⟨
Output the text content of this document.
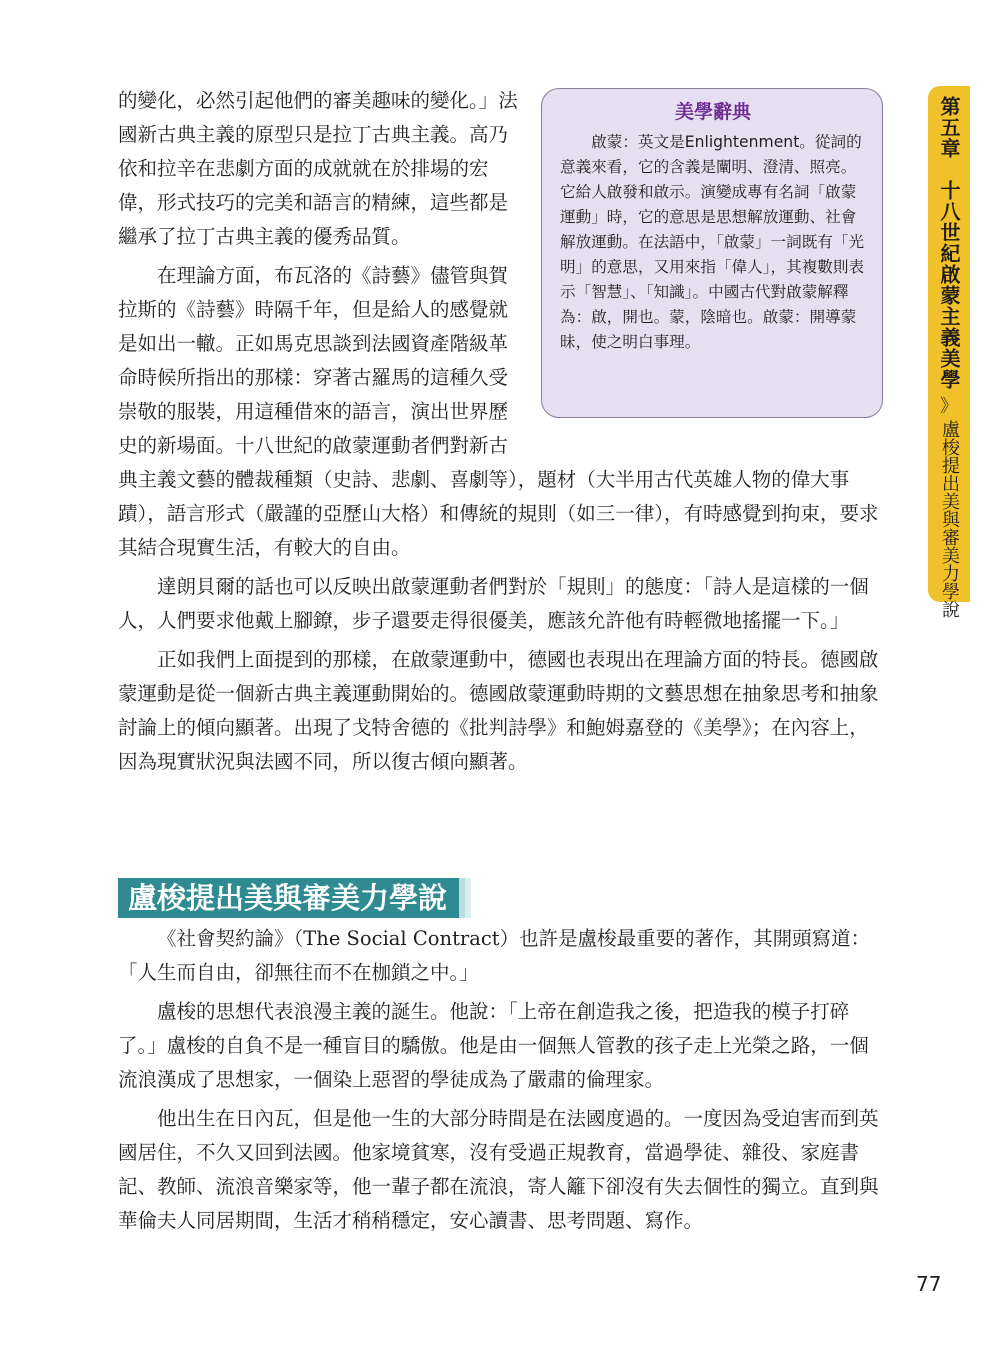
美學辭典

啟蒙：英文是Enlightenment。從詞的意義來看，它的含義是闡明、澄清、照亮。它給人啟發和啟示。演變成專有名詞「啟蒙運動」時，它的意思是思想解放運動、社會解放運動。在法語中，「啟蒙」一詞既有「光明」的意思，又用來指「偉人」，其複數則表示「智慧」、「知識」。中國古代對啟蒙解釋為：啟，開也。蒙，陰暗也。啟蒙：開導蒙昧，使之明白事理。

的變化，必然引起他們的審美趣味的變化。」法國新古典主義的原型只是拉丁古典主義。高乃依和拉辛在悲劇方面的成就就在於排場的宏偉，形式技巧的完美和語言的精練，這些都是繼承了拉丁古典主義的優秀品質。

在理論方面，布瓦洛的《詩藝》儘管與賀拉斯的《詩藝》時隔千年，但是給人的感覺就是如出一轍。正如馬克思談到法國資產階級革命時候所指出的那樣：穿著古羅馬的這種久受崇敬的服裝，用這種借來的語言，演出世界歷史的新場面。十八世紀的啟蒙運動者們對新古典主義文藝的體裁種類（史詩、悲劇、喜劇等），題材（大半用古代英雄人物的偉大事蹟），語言形式（嚴謹的亞歷山大格）和傳統的規則（如三一律），有時感覺到拘束，要求其結合現實生活，有較大的自由。

達朗貝爾的話也可以反映出啟蒙運動者們對於「規則」的態度：「詩人是這樣的一個人，人們要求他戴上腳鐐，步子還要走得很優美，應該允許他有時輕微地搖擺一下。」

正如我們上面提到的那樣，在啟蒙運動中，德國也表現出在理論方面的特長。德國啟蒙運動是從一個新古典主義運動開始的。德國啟蒙運動時期的文藝思想在抽象思考和抽象討論上的傾向顯著。出現了戈特舍德的《批判詩學》和鮑姆嘉登的《美學》；在內容上，因為現實狀況與法國不同，所以復古傾向顯著。

盧梭提出美與審美力學說

《社會契約論》（The Social Contract）也許是盧梭最重要的著作，其開頭寫道：「人生而自由，卻無往而不在枷鎖之中。」

盧梭的思想代表浪漫主義的誕生。他說：「上帝在創造我之後，把造我的模子打碎了。」盧梭的自負不是一種盲目的驕傲。他是由一個無人管教的孩子走上光榮之路，一個流浪漢成了思想家，一個染上惡習的學徒成為了嚴肅的倫理家。

他出生在日內瓦，但是他一生的大部分時間是在法國度過的。一度因為受迫害而到英國居住，不久又回到法國。他家境貧寒，沒有受過正規教育，當過學徒、雜役、家庭書記、教師、流浪音樂家等，他一輩子都在流浪，寄人籬下卻沒有失去個性的獨立。直到與華倫夫人同居期間，生活才稍稍穩定，安心讀書、思考問題、寫作。

第五章　十八世紀啟蒙主義美學
》
盧梭提出美與審美力學說
77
⟩
DIRECTIVE: Reproduce the records above exactly, leaving out every picture they contain.

FULL ANSWER:
Output the text content of this document.
美學辭典

啟蒙：英文是Enlightenment。從詞的意義來看，它的含義是闡明、澄清、照亮。它給人啟發和啟示。演變成專有名詞「啟蒙運動」時，它的意思是思想解放運動、社會解放運動。在法語中，「啟蒙」一詞既有「光明」的意思，又用來指「偉人」，其複數則表示「智慧」、「知識」。中國古代對啟蒙解釋為：啟，開也。蒙，陰暗也。啟蒙：開導蒙昧，使之明白事理。

的變化，必然引起他們的審美趣味的變化。」法國新古典主義的原型只是拉丁古典主義。高乃依和拉辛在悲劇方面的成就就在於排場的宏偉，形式技巧的完美和語言的精練，這些都是繼承了拉丁古典主義的優秀品質。

在理論方面，布瓦洛的《詩藝》儘管與賀拉斯的《詩藝》時隔千年，但是給人的感覺就是如出一轍。正如馬克思談到法國資產階級革命時候所指出的那樣：穿著古羅馬的這種久受崇敬的服裝，用這種借來的語言，演出世界歷史的新場面。十八世紀的啟蒙運動者們對新古典主義文藝的體裁種類（史詩、悲劇、喜劇等），題材（大半用古代英雄人物的偉大事蹟），語言形式（嚴謹的亞歷山大格）和傳統的規則（如三一律），有時感覺到拘束，要求其結合現實生活，有較大的自由。

達朗貝爾的話也可以反映出啟蒙運動者們對於「規則」的態度：「詩人是這樣的一個人，人們要求他戴上腳鐐，步子還要走得很優美，應該允許他有時輕微地搖擺一下。」

正如我們上面提到的那樣，在啟蒙運動中，德國也表現出在理論方面的特長。德國啟蒙運動是從一個新古典主義運動開始的。德國啟蒙運動時期的文藝思想在抽象思考和抽象討論上的傾向顯著。出現了戈特舍德的《批判詩學》和鮑姆嘉登的《美學》；在內容上，因為現實狀況與法國不同，所以復古傾向顯著。

盧梭提出美與審美力學說

《社會契約論》（The Social Contract）也許是盧梭最重要的著作，其開頭寫道：「人生而自由，卻無往而不在枷鎖之中。」

盧梭的思想代表浪漫主義的誕生。他說：「上帝在創造我之後，把造我的模子打碎了。」盧梭的自負不是一種盲目的驕傲。他是由一個無人管教的孩子走上光榮之路，一個流浪漢成了思想家，一個染上惡習的學徒成為了嚴肅的倫理家。

他出生在日內瓦，但是他一生的大部分時間是在法國度過的。一度因為受迫害而到英國居住，不久又回到法國。他家境貧寒，沒有受過正規教育，當過學徒、雜役、家庭書記、教師、流浪音樂家等，他一輩子都在流浪，寄人籬下卻沒有失去個性的獨立。直到與華倫夫人同居期間，生活才稍稍穩定，安心讀書、思考問題、寫作。

第五章　十八世紀啟蒙主義美學
》
盧梭提出美與審美力學說
77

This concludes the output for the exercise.